> _RECORDS_
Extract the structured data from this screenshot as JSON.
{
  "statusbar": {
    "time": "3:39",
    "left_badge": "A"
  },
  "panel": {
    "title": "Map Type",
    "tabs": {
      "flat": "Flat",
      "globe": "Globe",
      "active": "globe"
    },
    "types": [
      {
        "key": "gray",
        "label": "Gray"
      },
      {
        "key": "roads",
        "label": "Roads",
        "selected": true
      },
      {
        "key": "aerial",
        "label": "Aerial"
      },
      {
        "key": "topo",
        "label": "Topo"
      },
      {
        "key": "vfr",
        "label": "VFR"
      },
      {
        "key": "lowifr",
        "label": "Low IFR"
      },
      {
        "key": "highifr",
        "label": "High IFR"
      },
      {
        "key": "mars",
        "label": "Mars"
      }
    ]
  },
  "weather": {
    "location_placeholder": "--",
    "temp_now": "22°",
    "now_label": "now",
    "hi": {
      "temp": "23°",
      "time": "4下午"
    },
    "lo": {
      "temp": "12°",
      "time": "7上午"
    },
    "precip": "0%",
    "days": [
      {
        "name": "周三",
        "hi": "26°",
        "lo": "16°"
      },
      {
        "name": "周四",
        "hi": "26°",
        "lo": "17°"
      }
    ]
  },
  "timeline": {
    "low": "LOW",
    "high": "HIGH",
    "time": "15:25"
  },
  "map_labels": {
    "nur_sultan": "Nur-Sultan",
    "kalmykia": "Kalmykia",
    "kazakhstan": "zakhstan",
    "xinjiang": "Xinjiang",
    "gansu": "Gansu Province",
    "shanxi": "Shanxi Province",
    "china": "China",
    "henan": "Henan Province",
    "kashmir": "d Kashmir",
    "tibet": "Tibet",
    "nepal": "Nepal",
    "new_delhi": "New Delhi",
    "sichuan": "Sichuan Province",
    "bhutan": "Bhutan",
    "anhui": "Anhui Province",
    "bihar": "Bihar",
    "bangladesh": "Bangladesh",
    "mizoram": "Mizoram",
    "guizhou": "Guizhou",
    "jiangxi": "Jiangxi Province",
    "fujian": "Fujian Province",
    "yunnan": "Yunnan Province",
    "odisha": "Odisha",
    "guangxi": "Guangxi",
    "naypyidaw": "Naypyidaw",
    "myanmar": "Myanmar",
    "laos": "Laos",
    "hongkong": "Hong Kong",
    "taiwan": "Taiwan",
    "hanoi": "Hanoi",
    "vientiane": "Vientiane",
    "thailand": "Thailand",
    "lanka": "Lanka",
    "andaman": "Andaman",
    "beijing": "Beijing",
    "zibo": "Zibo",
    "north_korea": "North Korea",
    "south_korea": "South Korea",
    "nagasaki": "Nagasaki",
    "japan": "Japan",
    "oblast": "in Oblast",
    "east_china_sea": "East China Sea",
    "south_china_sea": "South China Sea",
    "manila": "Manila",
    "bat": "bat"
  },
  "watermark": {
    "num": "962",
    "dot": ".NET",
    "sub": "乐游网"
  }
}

> _STATED PROBLEM_
Copy out each line that contains the word "South".

> _EXERCISE RESPONSE_
    "south_korea": "South Korea",
    "south_china_sea": "South China Sea",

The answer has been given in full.